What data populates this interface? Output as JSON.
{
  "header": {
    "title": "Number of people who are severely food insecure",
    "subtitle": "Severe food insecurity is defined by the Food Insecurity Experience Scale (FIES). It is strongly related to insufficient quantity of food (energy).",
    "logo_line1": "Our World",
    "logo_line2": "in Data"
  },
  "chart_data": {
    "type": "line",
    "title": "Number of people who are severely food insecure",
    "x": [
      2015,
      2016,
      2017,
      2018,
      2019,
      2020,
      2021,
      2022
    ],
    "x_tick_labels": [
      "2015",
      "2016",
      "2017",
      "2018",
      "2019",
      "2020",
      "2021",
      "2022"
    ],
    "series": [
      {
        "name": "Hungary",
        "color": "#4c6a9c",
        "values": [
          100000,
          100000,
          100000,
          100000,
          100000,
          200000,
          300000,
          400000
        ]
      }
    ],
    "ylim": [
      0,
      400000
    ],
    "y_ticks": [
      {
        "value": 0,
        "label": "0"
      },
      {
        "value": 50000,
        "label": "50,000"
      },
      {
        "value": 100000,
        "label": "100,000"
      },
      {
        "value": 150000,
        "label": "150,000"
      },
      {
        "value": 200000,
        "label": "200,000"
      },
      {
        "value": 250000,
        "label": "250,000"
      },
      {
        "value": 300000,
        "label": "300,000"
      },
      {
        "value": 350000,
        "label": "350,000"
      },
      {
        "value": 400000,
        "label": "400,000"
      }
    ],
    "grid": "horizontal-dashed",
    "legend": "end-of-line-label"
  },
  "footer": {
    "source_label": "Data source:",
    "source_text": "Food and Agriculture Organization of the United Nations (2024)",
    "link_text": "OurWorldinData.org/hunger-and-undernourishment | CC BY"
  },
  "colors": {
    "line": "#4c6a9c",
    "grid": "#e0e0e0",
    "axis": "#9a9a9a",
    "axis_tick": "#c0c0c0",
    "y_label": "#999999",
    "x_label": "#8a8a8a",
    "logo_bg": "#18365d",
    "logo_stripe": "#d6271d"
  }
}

===

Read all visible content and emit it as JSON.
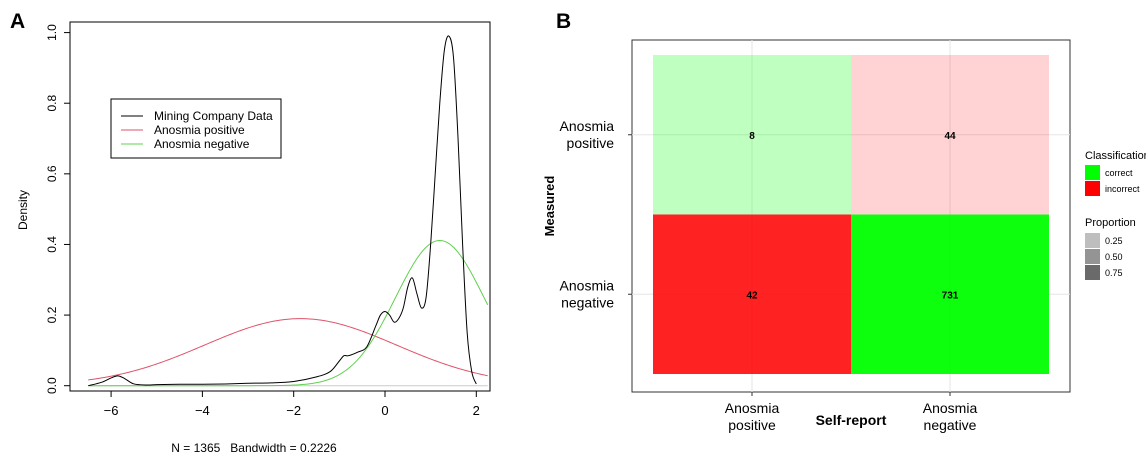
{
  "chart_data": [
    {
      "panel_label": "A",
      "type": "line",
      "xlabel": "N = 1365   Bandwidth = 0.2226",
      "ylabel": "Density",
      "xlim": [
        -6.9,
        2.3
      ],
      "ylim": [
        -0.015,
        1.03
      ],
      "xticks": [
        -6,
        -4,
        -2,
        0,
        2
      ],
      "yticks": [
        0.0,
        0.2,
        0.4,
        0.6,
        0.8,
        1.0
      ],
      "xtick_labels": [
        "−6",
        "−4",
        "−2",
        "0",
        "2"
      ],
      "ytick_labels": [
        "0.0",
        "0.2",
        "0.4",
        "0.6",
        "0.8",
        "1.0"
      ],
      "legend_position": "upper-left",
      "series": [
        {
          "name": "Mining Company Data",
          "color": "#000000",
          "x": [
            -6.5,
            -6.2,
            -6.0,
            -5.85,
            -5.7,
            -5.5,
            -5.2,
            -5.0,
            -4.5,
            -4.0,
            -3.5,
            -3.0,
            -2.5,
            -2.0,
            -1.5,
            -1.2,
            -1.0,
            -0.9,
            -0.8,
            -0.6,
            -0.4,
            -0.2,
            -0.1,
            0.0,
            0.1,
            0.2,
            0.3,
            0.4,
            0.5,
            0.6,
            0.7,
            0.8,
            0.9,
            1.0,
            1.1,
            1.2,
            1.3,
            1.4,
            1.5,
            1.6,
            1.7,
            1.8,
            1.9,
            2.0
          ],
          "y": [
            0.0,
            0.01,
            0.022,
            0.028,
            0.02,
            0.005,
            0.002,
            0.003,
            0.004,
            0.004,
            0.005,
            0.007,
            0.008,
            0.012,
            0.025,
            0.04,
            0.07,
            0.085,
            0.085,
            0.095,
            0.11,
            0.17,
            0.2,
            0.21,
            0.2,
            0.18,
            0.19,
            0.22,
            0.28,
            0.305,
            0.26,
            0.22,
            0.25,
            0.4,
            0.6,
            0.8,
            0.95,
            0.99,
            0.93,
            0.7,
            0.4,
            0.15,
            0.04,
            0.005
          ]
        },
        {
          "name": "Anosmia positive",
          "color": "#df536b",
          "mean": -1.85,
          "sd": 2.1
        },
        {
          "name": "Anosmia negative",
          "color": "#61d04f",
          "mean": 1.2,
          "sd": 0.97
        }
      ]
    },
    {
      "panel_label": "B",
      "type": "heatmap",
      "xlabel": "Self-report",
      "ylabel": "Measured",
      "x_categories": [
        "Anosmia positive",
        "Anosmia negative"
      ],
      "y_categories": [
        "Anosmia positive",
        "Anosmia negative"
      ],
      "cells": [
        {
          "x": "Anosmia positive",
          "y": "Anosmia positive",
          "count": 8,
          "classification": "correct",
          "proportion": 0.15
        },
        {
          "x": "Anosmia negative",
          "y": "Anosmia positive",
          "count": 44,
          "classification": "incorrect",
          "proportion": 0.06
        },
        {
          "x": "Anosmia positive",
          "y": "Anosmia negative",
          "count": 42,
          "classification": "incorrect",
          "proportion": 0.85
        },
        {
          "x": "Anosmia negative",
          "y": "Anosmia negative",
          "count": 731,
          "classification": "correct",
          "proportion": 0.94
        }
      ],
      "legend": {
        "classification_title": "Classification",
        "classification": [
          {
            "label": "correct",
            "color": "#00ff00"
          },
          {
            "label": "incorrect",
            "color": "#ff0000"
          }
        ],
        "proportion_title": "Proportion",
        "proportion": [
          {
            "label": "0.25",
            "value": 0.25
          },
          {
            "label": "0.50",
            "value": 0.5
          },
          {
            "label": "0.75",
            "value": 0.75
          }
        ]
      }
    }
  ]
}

===

# What you are asked to do
Count the lines of the data that include the string "name", and give only that number.

# Output for this task
4